• What this task involves: Restate the full listing word for word and leave the pictures out.

• Task input:
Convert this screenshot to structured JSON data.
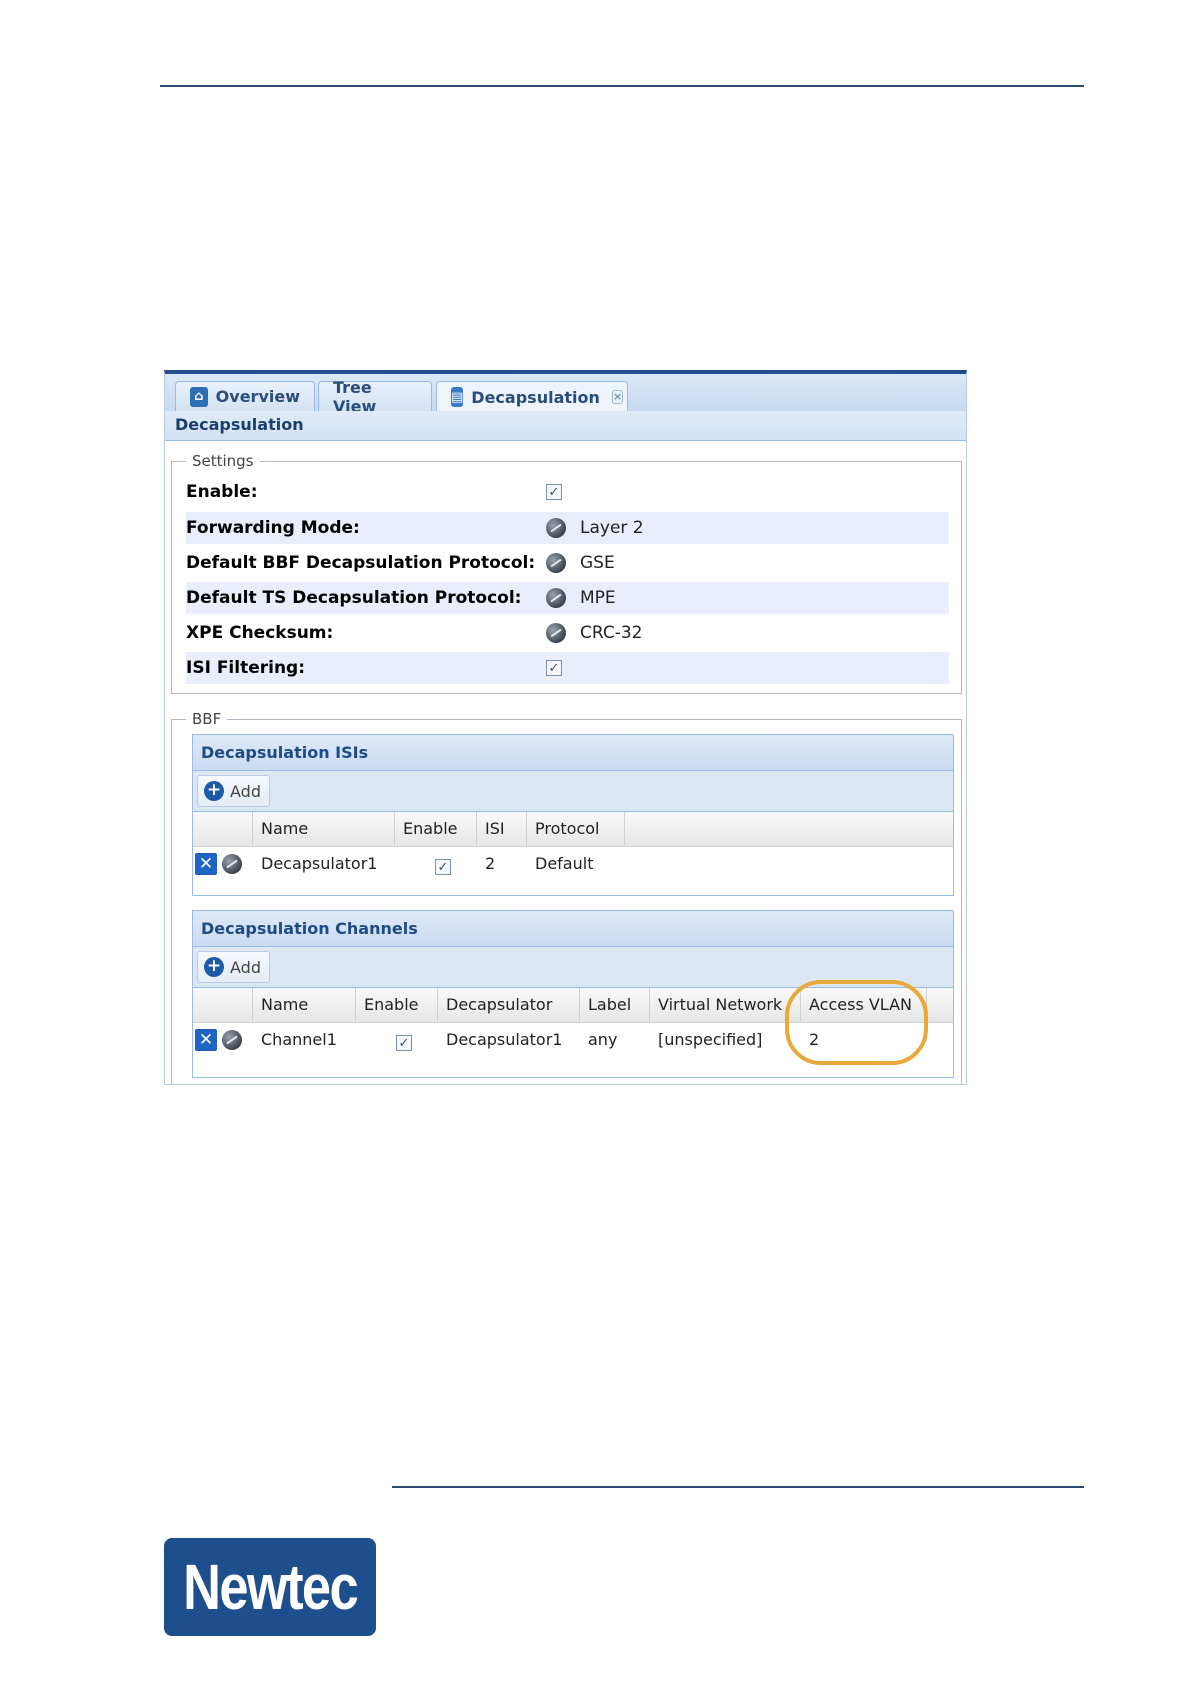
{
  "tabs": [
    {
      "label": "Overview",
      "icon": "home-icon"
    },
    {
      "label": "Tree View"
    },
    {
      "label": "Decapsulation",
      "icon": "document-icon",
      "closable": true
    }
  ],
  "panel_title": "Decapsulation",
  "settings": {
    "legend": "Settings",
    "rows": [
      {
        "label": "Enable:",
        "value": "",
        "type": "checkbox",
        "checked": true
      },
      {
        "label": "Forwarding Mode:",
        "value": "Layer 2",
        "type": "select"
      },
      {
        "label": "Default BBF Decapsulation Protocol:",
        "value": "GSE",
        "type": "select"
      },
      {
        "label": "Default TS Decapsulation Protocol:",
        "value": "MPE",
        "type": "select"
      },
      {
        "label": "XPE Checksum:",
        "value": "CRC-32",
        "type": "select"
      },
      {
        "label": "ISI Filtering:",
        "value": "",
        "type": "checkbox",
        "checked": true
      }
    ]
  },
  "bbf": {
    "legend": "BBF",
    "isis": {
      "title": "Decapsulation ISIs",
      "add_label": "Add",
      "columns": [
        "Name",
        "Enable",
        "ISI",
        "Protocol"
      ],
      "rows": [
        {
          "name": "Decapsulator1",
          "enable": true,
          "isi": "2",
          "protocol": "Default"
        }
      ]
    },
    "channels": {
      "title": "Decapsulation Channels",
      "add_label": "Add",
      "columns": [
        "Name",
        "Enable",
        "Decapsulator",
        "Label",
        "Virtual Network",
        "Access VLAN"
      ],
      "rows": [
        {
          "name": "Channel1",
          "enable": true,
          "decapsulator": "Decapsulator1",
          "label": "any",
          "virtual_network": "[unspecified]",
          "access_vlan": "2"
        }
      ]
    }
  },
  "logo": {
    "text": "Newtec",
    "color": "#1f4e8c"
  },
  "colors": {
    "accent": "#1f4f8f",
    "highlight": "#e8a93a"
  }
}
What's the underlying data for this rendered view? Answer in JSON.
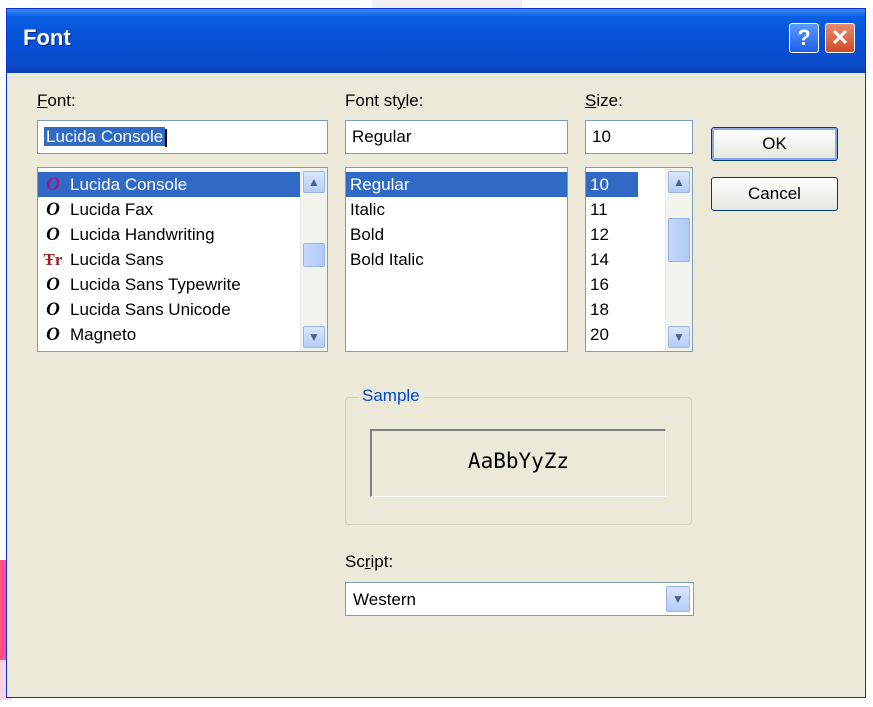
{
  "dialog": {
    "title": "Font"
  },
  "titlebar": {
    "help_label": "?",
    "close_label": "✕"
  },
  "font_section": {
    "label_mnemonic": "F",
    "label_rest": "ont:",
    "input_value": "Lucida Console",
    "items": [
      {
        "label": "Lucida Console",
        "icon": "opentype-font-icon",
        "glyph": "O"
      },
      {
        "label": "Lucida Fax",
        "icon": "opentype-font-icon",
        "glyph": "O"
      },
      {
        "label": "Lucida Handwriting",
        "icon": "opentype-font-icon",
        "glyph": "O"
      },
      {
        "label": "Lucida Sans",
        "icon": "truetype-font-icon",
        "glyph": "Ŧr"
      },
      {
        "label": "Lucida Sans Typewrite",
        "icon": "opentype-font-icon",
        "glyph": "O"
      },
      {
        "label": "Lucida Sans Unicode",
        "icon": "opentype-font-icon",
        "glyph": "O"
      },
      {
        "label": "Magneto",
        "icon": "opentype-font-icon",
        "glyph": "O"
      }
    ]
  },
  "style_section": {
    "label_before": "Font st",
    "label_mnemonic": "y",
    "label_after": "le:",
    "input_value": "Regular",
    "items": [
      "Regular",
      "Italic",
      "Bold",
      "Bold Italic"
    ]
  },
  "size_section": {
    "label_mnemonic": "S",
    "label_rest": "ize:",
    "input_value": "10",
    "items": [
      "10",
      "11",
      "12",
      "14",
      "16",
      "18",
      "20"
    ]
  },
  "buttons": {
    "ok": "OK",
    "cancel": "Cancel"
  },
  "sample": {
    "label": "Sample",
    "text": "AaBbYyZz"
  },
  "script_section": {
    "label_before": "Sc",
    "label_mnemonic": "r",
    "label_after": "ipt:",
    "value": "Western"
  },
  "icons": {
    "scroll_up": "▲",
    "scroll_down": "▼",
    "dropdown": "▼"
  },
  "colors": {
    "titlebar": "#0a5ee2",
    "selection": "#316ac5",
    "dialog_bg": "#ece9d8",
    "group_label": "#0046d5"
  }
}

• Result for this task:
Convert this screenshot to structured JSON data.
{
  "tabs": [
    {
      "label": "Overview",
      "icon": "home-icon"
    },
    {
      "label": "Tree View"
    },
    {
      "label": "Decapsulation",
      "icon": "document-icon",
      "closable": true
    }
  ],
  "panel_title": "Decapsulation",
  "settings": {
    "legend": "Settings",
    "rows": [
      {
        "label": "Enable:",
        "value": "",
        "type": "checkbox",
        "checked": true
      },
      {
        "label": "Forwarding Mode:",
        "value": "Layer 2",
        "type": "select"
      },
      {
        "label": "Default BBF Decapsulation Protocol:",
        "value": "GSE",
        "type": "select"
      },
      {
        "label": "Default TS Decapsulation Protocol:",
        "value": "MPE",
        "type": "select"
      },
      {
        "label": "XPE Checksum:",
        "value": "CRC-32",
        "type": "select"
      },
      {
        "label": "ISI Filtering:",
        "value": "",
        "type": "checkbox",
        "checked": true
      }
    ]
  },
  "bbf": {
    "legend": "BBF",
    "isis": {
      "title": "Decapsulation ISIs",
      "add_label": "Add",
      "columns": [
        "Name",
        "Enable",
        "ISI",
        "Protocol"
      ],
      "rows": [
        {
          "name": "Decapsulator1",
          "enable": true,
          "isi": "2",
          "protocol": "Default"
        }
      ]
    },
    "channels": {
      "title": "Decapsulation Channels",
      "add_label": "Add",
      "columns": [
        "Name",
        "Enable",
        "Decapsulator",
        "Label",
        "Virtual Network",
        "Access VLAN"
      ],
      "rows": [
        {
          "name": "Channel1",
          "enable": true,
          "decapsulator": "Decapsulator1",
          "label": "any",
          "virtual_network": "[unspecified]",
          "access_vlan": "2"
        }
      ]
    }
  },
  "logo": {
    "text": "Newtec",
    "color": "#1f4e8c"
  },
  "colors": {
    "accent": "#1f4f8f",
    "highlight": "#e8a93a"
  }
}
What's the underlying data for this rendered view? Answer in JSON.
{
  "dialog": {
    "title": "Font"
  },
  "titlebar": {
    "help_label": "?",
    "close_label": "✕"
  },
  "font_section": {
    "label_mnemonic": "F",
    "label_rest": "ont:",
    "input_value": "Lucida Console",
    "items": [
      {
        "label": "Lucida Console",
        "icon": "opentype-font-icon",
        "glyph": "O"
      },
      {
        "label": "Lucida Fax",
        "icon": "opentype-font-icon",
        "glyph": "O"
      },
      {
        "label": "Lucida Handwriting",
        "icon": "opentype-font-icon",
        "glyph": "O"
      },
      {
        "label": "Lucida Sans",
        "icon": "truetype-font-icon",
        "glyph": "Ŧr"
      },
      {
        "label": "Lucida Sans Typewrite",
        "icon": "opentype-font-icon",
        "glyph": "O"
      },
      {
        "label": "Lucida Sans Unicode",
        "icon": "opentype-font-icon",
        "glyph": "O"
      },
      {
        "label": "Magneto",
        "icon": "opentype-font-icon",
        "glyph": "O"
      }
    ]
  },
  "style_section": {
    "label_before": "Font st",
    "label_mnemonic": "y",
    "label_after": "le:",
    "input_value": "Regular",
    "items": [
      "Regular",
      "Italic",
      "Bold",
      "Bold Italic"
    ]
  },
  "size_section": {
    "label_mnemonic": "S",
    "label_rest": "ize:",
    "input_value": "10",
    "items": [
      "10",
      "11",
      "12",
      "14",
      "16",
      "18",
      "20"
    ]
  },
  "buttons": {
    "ok": "OK",
    "cancel": "Cancel"
  },
  "sample": {
    "label": "Sample",
    "text": "AaBbYyZz"
  },
  "script_section": {
    "label_before": "Sc",
    "label_mnemonic": "r",
    "label_after": "ipt:",
    "value": "Western"
  },
  "icons": {
    "scroll_up": "▲",
    "scroll_down": "▼",
    "dropdown": "▼"
  },
  "colors": {
    "titlebar": "#0a5ee2",
    "selection": "#316ac5",
    "dialog_bg": "#ece9d8",
    "group_label": "#0046d5"
  }
}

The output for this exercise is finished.